__THE REQUEST__
Check each line of the data below for the word "date", then extract the ones that have it.

Items from a figure collection
(begin)
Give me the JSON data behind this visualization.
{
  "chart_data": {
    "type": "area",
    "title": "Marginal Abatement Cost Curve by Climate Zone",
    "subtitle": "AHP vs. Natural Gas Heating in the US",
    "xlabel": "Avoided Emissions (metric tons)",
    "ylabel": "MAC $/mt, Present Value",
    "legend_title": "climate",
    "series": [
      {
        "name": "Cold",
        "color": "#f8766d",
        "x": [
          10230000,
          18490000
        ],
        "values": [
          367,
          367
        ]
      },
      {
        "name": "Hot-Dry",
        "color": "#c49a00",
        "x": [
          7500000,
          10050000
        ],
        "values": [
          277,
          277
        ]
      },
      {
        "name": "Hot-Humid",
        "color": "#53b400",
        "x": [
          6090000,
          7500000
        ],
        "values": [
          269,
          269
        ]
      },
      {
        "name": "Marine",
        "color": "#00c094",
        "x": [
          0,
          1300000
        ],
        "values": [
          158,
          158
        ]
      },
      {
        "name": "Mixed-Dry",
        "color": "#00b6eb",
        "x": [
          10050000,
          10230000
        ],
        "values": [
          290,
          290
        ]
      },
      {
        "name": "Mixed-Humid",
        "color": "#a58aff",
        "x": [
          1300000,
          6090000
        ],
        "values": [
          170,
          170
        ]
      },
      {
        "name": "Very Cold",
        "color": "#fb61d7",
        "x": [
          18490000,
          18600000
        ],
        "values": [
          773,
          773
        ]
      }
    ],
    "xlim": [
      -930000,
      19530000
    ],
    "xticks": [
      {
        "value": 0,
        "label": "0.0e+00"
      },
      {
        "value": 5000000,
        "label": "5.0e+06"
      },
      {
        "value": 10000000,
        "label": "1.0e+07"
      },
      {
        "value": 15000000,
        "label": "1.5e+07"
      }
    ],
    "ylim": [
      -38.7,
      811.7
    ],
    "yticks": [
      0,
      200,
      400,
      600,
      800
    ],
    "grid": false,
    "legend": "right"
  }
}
(end)
(begin)
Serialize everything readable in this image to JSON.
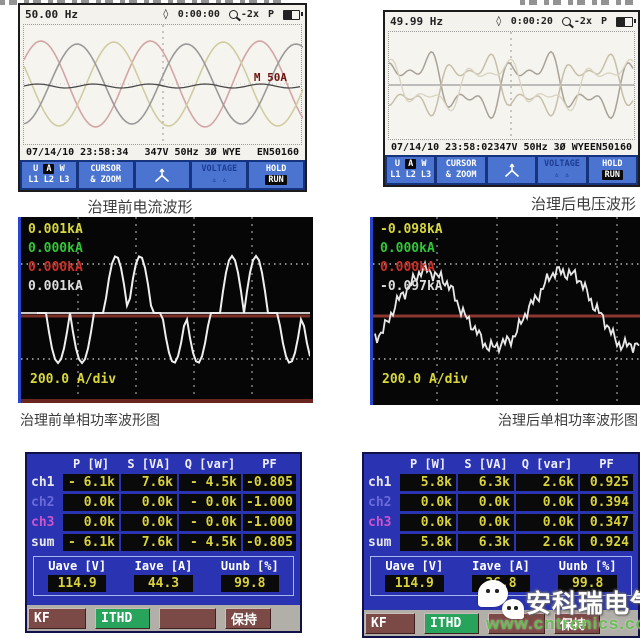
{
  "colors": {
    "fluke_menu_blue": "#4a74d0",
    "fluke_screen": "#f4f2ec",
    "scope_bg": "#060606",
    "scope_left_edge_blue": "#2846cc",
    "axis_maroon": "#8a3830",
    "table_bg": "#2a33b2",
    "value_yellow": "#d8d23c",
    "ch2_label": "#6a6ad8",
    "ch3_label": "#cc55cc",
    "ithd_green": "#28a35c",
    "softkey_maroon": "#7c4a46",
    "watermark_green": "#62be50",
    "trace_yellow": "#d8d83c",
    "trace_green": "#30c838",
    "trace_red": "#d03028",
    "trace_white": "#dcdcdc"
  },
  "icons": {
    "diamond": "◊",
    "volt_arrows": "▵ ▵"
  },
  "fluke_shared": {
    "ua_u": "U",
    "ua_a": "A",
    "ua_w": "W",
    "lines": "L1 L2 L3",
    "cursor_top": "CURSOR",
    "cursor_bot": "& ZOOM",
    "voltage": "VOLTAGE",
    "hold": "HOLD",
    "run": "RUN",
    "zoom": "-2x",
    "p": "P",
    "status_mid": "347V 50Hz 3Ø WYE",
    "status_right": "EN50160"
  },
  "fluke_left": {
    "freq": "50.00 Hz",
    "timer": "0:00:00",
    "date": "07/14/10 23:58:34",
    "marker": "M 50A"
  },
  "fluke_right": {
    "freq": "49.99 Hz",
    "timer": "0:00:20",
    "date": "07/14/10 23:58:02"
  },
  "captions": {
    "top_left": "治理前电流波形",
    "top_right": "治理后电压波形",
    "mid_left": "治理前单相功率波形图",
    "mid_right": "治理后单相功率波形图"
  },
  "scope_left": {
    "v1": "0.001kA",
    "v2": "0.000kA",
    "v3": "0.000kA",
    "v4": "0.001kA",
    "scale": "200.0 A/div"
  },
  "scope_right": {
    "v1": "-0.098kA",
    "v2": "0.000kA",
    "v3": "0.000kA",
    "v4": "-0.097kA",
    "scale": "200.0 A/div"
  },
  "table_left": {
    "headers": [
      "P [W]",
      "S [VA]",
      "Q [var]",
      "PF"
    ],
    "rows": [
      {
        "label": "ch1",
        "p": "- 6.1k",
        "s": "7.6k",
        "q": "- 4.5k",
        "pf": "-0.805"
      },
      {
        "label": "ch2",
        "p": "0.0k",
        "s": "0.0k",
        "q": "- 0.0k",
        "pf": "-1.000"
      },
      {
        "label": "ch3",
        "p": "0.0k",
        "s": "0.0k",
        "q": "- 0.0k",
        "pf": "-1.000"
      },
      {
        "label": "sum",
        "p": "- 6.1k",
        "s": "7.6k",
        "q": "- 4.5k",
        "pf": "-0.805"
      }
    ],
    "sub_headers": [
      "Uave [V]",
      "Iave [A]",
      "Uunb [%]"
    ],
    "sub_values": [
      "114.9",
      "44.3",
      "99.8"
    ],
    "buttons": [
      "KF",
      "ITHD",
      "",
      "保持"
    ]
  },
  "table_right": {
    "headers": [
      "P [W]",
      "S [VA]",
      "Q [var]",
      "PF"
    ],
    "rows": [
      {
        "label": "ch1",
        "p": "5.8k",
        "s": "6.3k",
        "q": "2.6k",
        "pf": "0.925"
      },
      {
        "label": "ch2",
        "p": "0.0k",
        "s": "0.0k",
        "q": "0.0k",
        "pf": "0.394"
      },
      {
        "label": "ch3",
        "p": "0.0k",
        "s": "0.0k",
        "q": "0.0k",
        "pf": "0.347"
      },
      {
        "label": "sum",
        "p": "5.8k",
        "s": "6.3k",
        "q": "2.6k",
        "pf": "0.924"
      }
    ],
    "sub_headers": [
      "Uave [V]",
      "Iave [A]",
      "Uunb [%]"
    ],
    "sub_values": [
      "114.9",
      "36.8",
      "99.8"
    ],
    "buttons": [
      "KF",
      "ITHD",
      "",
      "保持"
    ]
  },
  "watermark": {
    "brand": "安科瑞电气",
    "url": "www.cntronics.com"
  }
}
(end)
(begin)
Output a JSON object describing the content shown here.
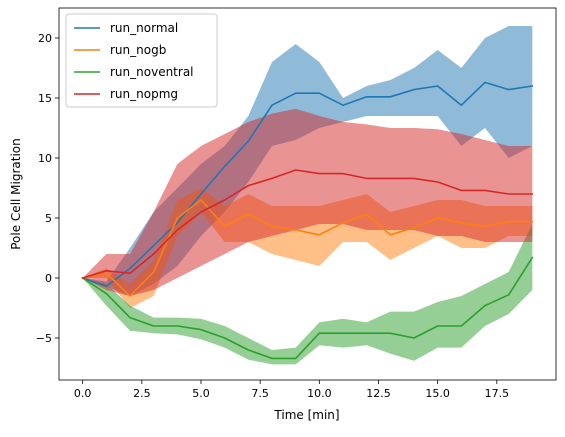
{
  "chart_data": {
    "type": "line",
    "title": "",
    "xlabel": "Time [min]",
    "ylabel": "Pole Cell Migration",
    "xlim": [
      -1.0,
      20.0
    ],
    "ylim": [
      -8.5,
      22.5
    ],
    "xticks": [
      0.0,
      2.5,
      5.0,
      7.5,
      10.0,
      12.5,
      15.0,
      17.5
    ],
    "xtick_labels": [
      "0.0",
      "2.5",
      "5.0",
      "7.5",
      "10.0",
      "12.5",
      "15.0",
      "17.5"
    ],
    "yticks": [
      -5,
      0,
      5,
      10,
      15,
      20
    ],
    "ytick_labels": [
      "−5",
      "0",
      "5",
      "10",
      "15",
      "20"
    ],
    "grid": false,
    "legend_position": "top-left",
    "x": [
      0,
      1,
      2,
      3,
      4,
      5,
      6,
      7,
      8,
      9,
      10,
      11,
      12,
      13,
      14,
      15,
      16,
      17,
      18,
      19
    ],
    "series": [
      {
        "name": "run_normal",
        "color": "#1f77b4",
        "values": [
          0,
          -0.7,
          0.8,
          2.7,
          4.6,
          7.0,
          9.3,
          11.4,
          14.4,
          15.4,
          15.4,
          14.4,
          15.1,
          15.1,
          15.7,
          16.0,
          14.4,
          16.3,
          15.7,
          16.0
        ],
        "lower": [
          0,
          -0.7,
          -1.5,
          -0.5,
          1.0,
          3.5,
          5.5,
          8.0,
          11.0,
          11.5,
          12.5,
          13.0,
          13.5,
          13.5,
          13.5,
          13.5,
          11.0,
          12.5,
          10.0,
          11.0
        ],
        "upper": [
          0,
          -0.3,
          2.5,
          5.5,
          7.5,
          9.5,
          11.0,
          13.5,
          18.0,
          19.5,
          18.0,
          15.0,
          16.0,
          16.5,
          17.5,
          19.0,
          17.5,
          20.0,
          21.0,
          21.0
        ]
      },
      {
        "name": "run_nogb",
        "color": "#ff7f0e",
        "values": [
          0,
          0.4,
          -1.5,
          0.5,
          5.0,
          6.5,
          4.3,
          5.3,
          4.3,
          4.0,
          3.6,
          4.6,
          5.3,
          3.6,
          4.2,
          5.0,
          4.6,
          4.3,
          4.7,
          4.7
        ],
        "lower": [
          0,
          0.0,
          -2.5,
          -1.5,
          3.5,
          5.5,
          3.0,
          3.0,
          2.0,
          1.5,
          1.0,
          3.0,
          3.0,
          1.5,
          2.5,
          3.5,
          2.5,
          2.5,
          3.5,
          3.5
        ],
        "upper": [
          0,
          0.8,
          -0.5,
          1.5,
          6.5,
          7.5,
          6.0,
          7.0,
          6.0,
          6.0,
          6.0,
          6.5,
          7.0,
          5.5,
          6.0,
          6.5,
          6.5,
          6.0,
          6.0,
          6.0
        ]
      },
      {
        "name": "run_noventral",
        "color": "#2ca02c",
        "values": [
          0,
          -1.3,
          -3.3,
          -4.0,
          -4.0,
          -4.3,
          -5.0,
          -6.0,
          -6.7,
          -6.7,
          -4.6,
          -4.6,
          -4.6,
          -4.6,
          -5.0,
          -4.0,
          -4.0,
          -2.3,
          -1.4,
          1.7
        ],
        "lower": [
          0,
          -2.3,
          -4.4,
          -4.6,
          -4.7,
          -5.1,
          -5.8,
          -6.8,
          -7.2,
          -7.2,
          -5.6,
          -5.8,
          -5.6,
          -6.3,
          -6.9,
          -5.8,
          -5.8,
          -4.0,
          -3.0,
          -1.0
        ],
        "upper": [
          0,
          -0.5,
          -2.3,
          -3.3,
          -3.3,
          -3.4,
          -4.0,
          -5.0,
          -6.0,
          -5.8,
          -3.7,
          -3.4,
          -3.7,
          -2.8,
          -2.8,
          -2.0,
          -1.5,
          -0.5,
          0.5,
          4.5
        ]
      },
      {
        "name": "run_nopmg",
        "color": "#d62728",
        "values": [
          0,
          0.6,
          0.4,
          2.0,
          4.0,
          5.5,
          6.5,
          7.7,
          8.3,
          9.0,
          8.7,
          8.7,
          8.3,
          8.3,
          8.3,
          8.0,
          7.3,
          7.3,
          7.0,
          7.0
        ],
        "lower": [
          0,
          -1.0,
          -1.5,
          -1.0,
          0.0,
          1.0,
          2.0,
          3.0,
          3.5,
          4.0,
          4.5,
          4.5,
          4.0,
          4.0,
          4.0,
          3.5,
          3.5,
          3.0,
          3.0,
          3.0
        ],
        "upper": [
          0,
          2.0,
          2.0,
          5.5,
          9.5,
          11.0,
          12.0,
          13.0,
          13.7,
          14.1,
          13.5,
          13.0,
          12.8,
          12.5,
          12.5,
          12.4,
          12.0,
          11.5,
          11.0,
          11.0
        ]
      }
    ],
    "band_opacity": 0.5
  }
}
(end)
__THE REPLY__
    "date": "07/14/10 23:58:34",
    "date": "07/14/10 23:58:02"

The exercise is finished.